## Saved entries
▶

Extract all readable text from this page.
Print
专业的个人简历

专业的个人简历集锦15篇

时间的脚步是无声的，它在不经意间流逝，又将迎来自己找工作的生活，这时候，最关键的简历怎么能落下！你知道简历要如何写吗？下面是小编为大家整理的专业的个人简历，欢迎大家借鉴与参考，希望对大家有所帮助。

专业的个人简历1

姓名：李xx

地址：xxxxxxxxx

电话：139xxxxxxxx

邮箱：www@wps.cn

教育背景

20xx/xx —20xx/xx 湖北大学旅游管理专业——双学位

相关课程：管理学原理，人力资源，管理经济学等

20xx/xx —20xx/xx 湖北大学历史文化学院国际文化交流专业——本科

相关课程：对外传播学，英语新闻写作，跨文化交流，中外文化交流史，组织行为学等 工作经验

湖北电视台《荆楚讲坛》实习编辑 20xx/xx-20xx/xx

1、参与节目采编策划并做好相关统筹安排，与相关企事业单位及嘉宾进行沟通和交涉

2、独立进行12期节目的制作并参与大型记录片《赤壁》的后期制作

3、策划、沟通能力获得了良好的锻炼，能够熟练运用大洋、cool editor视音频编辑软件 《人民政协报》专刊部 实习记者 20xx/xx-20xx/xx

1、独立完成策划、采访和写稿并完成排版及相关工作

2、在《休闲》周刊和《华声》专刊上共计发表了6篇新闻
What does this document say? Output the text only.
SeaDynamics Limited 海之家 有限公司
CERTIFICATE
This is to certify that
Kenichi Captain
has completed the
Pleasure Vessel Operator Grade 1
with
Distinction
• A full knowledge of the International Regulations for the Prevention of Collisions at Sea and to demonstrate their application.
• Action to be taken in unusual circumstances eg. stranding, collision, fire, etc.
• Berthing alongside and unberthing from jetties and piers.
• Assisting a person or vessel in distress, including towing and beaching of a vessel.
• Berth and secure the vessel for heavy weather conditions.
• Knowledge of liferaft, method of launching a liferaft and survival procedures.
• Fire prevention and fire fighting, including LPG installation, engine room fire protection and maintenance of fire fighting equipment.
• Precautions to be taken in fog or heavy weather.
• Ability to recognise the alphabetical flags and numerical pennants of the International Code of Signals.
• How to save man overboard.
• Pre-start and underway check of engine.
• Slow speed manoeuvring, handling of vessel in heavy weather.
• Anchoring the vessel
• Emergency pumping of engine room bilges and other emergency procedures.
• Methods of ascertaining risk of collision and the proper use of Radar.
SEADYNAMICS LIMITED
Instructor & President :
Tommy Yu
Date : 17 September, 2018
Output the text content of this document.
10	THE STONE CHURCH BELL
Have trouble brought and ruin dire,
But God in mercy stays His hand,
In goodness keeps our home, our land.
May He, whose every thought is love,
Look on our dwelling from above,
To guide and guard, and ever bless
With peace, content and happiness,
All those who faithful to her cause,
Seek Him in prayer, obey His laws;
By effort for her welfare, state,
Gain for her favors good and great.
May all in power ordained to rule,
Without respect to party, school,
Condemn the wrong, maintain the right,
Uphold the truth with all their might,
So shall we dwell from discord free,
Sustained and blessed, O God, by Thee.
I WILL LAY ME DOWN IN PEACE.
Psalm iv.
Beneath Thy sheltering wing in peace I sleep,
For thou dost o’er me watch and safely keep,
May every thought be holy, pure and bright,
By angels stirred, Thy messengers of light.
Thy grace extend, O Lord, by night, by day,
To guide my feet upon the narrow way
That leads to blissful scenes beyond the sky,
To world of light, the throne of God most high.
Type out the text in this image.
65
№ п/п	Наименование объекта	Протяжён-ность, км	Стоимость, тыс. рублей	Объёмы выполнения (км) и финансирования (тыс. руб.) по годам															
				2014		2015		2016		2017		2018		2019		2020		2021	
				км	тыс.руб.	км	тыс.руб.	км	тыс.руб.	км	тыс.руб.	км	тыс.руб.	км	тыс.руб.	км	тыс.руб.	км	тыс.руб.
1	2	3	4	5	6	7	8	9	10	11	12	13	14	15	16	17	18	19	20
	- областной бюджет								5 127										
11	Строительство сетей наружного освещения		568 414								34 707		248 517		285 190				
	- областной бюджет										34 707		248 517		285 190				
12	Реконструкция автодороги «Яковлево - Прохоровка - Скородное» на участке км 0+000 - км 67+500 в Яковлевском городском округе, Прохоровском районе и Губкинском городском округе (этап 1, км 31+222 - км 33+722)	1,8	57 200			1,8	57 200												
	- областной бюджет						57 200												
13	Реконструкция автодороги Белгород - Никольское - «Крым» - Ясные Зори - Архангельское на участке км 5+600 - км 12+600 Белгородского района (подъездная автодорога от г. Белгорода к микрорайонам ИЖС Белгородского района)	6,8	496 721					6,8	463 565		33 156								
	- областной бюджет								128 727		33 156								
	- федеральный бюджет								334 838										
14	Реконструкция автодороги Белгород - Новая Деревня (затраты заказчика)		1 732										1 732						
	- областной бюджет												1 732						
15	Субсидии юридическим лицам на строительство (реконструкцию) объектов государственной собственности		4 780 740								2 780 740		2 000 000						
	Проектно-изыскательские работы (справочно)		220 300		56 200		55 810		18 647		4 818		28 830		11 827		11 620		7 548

◀

## Work to complete
Every entry must be retyped in full, exactly as given.

## Reply
Extract all readable text from this page.
Print
专业的个人简历

专业的个人简历集锦15篇

时间的脚步是无声的，它在不经意间流逝，又将迎来自己找工作的生活，这时候，最关键的简历怎么能落下！你知道简历要如何写吗？下面是小编为大家整理的专业的个人简历，欢迎大家借鉴与参考，希望对大家有所帮助。

专业的个人简历1

姓名：李xx

地址：xxxxxxxxx

电话：139xxxxxxxx

邮箱：www@wps.cn

教育背景

20xx/xx —20xx/xx 湖北大学旅游管理专业——双学位

相关课程：管理学原理，人力资源，管理经济学等

20xx/xx —20xx/xx 湖北大学历史文化学院国际文化交流专业——本科

相关课程：对外传播学，英语新闻写作，跨文化交流，中外文化交流史，组织行为学等 工作经验

湖北电视台《荆楚讲坛》实习编辑 20xx/xx-20xx/xx

1、参与节目采编策划并做好相关统筹安排，与相关企事业单位及嘉宾进行沟通和交涉

2、独立进行12期节目的制作并参与大型记录片《赤壁》的后期制作

3、策划、沟通能力获得了良好的锻炼，能够熟练运用大洋、cool editor视音频编辑软件 《人民政协报》专刊部 实习记者 20xx/xx-20xx/xx

1、独立完成策划、采访和写稿并完成排版及相关工作

2、在《休闲》周刊和《华声》专刊上共计发表了6篇新闻
What does this document say? Output the text only.
SeaDynamics Limited 海之家 有限公司
CERTIFICATE
This is to certify that
Kenichi Captain
has completed the
Pleasure Vessel Operator Grade 1
with
Distinction
• A full knowledge of the International Regulations for the Prevention of Collisions at Sea and to demonstrate their application.
• Action to be taken in unusual circumstances eg. stranding, collision, fire, etc.
• Berthing alongside and unberthing from jetties and piers.
• Assisting a person or vessel in distress, including towing and beaching of a vessel.
• Berth and secure the vessel for heavy weather conditions.
• Knowledge of liferaft, method of launching a liferaft and survival procedures.
• Fire prevention and fire fighting, including LPG installation, engine room fire protection and maintenance of fire fighting equipment.
• Precautions to be taken in fog or heavy weather.
• Ability to recognise the alphabetical flags and numerical pennants of the International Code of Signals.
• How to save man overboard.
• Pre-start and underway check of engine.
• Slow speed manoeuvring, handling of vessel in heavy weather.
• Anchoring the vessel
• Emergency pumping of engine room bilges and other emergency procedures.
• Methods of ascertaining risk of collision and the proper use of Radar.
SEADYNAMICS LIMITED
Instructor & President :
Tommy Yu
Date : 17 September, 2018
Output the text content of this document.
10	THE STONE CHURCH BELL
Have trouble brought and ruin dire,
But God in mercy stays His hand,
In goodness keeps our home, our land.
May He, whose every thought is love,
Look on our dwelling from above,
To guide and guard, and ever bless
With peace, content and happiness,
All those who faithful to her cause,
Seek Him in prayer, obey His laws;
By effort for her welfare, state,
Gain for her favors good and great.
May all in power ordained to rule,
Without respect to party, school,
Condemn the wrong, maintain the right,
Uphold the truth with all their might,
So shall we dwell from discord free,
Sustained and blessed, O God, by Thee.
I WILL LAY ME DOWN IN PEACE.
Psalm iv.
Beneath Thy sheltering wing in peace I sleep,
For thou dost o’er me watch and safely keep,
May every thought be holy, pure and bright,
By angels stirred, Thy messengers of light.
Thy grace extend, O Lord, by night, by day,
To guide my feet upon the narrow way
That leads to blissful scenes beyond the sky,
To world of light, the throne of God most high.
Type out the text in this image.
65
№ п/п	Наименование объекта	Протяжён-ность, км	Стоимость, тыс. рублей	Объёмы выполнения (км) и финансирования (тыс. руб.) по годам															
				2014		2015		2016		2017		2018		2019		2020		2021	
				км	тыс.руб.	км	тыс.руб.	км	тыс.руб.	км	тыс.руб.	км	тыс.руб.	км	тыс.руб.	км	тыс.руб.	км	тыс.руб.
1	2	3	4	5	6	7	8	9	10	11	12	13	14	15	16	17	18	19	20
	- областной бюджет								5 127										
11	Строительство сетей наружного освещения		568 414								34 707		248 517		285 190				
	- областной бюджет										34 707		248 517		285 190				
12	Реконструкция автодороги «Яковлево - Прохоровка - Скородное» на участке км 0+000 - км 67+500 в Яковлевском городском округе, Прохоровском районе и Губкинском городском округе (этап 1, км 31+222 - км 33+722)	1,8	57 200			1,8	57 200												
	- областной бюджет						57 200												
13	Реконструкция автодороги Белгород - Никольское - «Крым» - Ясные Зори - Архангельское на участке км 5+600 - км 12+600 Белгородского района (подъездная автодорога от г. Белгорода к микрорайонам ИЖС Белгородского района)	6,8	496 721					6,8	463 565		33 156								
	- областной бюджет								128 727		33 156								
	- федеральный бюджет								334 838										
14	Реконструкция автодороги Белгород - Новая Деревня (затраты заказчика)		1 732										1 732						
	- областной бюджет												1 732						
15	Субсидии юридическим лицам на строительство (реконструкцию) объектов государственной собственности		4 780 740								2 780 740		2 000 000						
	Проектно-изыскательские работы (справочно)		220 300		56 200		55 810		18 647		4 818		28 830		11 827		11 620		7 548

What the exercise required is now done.